─── Listed entries
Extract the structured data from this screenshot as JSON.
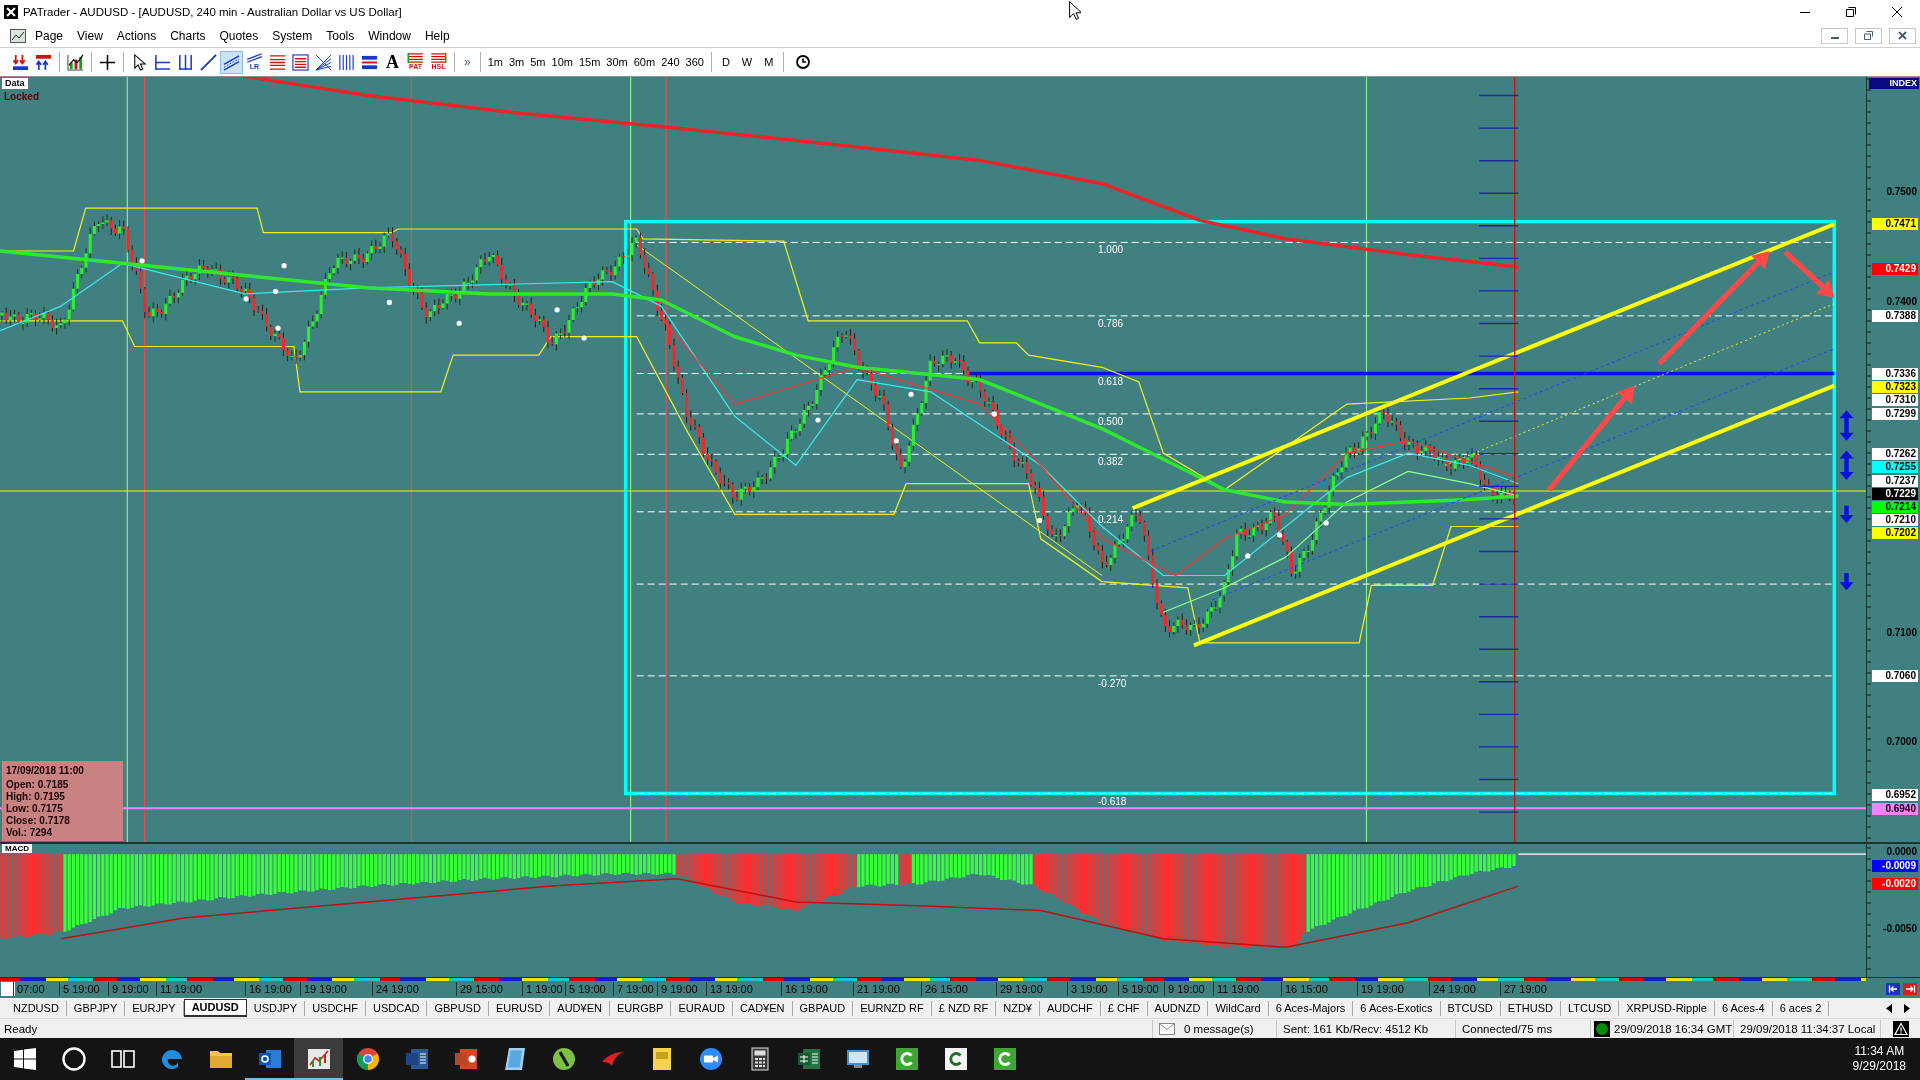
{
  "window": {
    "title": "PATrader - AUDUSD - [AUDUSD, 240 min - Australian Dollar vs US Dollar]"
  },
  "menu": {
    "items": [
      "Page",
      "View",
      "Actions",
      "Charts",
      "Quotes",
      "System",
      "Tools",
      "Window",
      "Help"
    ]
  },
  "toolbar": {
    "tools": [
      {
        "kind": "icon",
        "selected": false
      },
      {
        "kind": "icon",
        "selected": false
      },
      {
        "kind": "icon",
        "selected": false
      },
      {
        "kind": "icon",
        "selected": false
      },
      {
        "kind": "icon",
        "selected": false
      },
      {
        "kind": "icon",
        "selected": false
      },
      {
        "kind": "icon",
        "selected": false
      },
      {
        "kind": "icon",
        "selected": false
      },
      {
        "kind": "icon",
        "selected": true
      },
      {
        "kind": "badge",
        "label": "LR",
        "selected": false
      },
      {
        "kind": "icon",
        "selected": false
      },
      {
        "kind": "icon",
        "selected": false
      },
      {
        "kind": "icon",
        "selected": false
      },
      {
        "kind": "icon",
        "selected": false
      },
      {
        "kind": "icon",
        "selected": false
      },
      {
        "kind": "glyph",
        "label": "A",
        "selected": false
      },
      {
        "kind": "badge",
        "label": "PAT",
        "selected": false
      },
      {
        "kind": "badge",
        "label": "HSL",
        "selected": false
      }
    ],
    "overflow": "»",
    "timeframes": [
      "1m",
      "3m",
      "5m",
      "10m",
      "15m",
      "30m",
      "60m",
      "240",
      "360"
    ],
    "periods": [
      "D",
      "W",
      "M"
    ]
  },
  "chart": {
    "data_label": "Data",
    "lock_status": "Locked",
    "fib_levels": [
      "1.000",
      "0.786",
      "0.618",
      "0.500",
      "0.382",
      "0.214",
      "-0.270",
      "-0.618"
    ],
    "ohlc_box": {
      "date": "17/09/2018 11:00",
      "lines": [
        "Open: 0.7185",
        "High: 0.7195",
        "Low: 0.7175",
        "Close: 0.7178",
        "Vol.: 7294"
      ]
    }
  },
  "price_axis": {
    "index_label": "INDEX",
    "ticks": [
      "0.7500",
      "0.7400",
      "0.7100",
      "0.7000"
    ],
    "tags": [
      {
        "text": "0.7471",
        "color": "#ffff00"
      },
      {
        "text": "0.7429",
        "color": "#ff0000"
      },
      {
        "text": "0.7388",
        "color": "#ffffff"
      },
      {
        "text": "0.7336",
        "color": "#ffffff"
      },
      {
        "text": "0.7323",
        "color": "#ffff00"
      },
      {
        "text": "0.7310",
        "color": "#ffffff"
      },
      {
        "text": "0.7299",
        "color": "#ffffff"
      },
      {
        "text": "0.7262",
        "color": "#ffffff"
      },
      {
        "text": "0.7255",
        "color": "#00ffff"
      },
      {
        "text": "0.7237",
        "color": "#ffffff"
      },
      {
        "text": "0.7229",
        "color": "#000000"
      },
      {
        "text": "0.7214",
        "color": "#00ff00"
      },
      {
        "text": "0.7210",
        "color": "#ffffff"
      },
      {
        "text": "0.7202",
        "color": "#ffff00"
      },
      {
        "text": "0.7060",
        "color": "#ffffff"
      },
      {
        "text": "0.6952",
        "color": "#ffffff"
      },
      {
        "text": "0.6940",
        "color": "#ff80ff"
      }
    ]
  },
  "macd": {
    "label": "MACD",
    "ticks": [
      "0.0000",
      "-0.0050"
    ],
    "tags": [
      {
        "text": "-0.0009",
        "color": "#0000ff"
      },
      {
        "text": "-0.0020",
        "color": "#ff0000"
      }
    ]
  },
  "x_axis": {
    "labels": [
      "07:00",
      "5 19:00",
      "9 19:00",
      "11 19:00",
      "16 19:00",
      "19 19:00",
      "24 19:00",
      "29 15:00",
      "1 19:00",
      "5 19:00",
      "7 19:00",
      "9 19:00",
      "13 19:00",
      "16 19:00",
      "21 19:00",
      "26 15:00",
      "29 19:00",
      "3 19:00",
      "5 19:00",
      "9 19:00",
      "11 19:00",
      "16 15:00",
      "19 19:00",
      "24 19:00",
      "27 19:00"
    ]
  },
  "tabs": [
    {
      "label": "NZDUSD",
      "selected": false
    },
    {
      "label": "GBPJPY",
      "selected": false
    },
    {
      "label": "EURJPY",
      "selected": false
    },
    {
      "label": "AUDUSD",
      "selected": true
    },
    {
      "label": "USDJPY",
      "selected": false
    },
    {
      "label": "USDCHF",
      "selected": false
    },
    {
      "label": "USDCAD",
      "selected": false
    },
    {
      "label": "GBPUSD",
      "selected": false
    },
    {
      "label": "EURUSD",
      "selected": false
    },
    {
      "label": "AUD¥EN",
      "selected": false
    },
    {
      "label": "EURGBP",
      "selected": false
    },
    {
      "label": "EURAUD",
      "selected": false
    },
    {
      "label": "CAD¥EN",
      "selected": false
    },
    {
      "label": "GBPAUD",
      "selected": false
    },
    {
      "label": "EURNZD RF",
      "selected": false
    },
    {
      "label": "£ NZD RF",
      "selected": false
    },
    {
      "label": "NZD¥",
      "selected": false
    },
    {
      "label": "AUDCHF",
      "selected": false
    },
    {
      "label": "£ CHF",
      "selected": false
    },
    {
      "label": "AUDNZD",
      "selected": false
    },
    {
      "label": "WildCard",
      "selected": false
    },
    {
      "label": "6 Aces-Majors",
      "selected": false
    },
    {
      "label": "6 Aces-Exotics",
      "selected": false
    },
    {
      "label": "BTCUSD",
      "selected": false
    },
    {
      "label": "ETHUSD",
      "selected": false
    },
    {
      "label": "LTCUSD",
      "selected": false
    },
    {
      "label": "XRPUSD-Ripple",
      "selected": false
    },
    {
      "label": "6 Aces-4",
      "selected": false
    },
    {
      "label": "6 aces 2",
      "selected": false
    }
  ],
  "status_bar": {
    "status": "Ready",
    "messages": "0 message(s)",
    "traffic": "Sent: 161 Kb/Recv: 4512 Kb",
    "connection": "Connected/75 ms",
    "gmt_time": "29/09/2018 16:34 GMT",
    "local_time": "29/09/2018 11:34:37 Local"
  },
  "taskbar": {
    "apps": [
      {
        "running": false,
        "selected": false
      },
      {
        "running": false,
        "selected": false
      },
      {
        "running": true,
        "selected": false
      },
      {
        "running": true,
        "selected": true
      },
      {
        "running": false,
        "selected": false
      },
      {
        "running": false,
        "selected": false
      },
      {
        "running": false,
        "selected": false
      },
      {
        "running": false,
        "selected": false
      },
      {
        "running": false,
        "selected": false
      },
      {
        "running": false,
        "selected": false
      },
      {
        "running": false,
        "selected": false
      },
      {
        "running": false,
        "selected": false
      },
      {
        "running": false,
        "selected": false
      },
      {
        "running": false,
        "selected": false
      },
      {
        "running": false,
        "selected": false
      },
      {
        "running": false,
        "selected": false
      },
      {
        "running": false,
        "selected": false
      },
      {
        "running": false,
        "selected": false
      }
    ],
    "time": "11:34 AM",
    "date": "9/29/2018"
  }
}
──────
─── Listed entries
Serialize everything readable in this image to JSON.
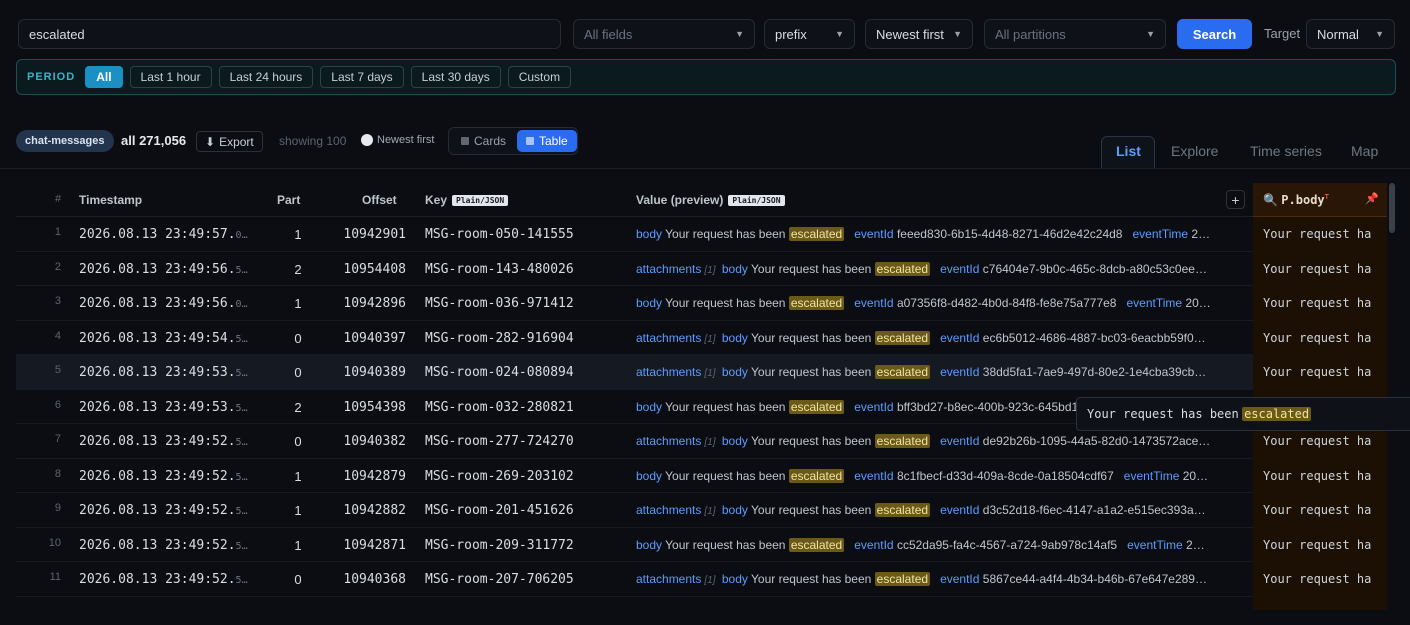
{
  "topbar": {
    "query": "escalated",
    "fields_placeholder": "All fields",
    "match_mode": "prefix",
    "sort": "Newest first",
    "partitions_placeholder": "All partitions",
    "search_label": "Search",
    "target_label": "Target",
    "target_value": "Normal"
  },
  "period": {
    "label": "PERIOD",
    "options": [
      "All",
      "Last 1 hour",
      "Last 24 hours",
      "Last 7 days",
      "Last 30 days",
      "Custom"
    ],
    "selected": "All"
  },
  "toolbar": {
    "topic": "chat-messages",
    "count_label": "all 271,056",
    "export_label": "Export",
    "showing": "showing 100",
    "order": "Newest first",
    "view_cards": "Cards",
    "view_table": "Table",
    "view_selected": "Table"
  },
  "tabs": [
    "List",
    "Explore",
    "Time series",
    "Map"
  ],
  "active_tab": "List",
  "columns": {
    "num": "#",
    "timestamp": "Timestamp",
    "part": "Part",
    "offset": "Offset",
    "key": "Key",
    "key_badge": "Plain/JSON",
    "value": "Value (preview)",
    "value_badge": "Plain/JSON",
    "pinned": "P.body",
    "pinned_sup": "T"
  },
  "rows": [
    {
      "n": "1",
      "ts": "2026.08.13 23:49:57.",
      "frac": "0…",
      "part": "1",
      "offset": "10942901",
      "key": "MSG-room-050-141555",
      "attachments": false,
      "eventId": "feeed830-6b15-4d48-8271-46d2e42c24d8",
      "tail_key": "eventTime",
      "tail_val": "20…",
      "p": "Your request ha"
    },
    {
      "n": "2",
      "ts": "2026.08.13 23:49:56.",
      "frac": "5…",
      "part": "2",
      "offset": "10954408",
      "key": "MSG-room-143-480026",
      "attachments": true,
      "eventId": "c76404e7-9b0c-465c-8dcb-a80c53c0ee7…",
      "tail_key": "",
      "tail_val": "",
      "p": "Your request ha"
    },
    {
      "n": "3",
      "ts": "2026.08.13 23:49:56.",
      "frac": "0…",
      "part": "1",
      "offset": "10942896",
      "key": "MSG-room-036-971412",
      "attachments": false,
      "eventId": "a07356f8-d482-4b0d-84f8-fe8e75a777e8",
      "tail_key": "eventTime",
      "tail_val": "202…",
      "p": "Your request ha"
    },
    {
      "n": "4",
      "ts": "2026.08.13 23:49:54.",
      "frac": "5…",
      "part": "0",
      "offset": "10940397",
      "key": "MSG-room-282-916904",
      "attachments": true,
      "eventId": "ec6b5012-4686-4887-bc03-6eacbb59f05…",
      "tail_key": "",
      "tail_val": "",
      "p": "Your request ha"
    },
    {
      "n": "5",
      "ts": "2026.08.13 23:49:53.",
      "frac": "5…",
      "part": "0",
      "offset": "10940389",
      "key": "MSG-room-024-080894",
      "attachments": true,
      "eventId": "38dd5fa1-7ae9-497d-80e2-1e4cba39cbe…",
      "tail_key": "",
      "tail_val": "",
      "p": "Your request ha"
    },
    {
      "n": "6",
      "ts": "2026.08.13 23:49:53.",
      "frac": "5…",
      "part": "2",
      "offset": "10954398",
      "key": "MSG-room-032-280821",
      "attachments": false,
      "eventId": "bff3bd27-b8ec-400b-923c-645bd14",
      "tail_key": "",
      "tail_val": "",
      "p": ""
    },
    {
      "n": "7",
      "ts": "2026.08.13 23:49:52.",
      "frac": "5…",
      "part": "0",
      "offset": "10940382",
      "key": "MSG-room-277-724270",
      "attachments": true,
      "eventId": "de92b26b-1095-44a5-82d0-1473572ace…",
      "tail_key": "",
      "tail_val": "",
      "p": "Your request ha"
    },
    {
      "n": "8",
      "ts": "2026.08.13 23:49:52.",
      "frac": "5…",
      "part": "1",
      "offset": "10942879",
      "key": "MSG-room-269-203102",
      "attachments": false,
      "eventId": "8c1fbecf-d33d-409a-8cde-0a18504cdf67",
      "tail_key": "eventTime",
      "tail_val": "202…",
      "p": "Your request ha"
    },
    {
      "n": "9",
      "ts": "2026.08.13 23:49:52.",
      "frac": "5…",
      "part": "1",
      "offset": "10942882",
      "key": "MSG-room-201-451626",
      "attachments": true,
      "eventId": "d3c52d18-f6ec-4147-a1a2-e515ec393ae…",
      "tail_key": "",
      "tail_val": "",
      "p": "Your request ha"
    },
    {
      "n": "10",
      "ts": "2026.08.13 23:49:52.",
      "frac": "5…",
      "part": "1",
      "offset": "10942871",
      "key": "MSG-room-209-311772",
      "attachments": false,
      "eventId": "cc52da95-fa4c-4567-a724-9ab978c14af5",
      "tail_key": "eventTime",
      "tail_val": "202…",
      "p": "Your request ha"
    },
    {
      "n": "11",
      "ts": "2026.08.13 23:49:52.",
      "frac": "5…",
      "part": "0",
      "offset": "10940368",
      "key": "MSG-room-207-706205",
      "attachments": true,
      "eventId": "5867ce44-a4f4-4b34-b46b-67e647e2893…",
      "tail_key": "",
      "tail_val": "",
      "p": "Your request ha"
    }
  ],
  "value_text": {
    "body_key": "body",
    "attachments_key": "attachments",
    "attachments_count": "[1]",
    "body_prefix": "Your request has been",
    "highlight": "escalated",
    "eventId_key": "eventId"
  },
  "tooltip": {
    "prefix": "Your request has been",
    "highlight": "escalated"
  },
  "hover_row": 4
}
──────
Check every line in the material above for the string "highlight", then give only the number of lines that have it.

**The response:** 2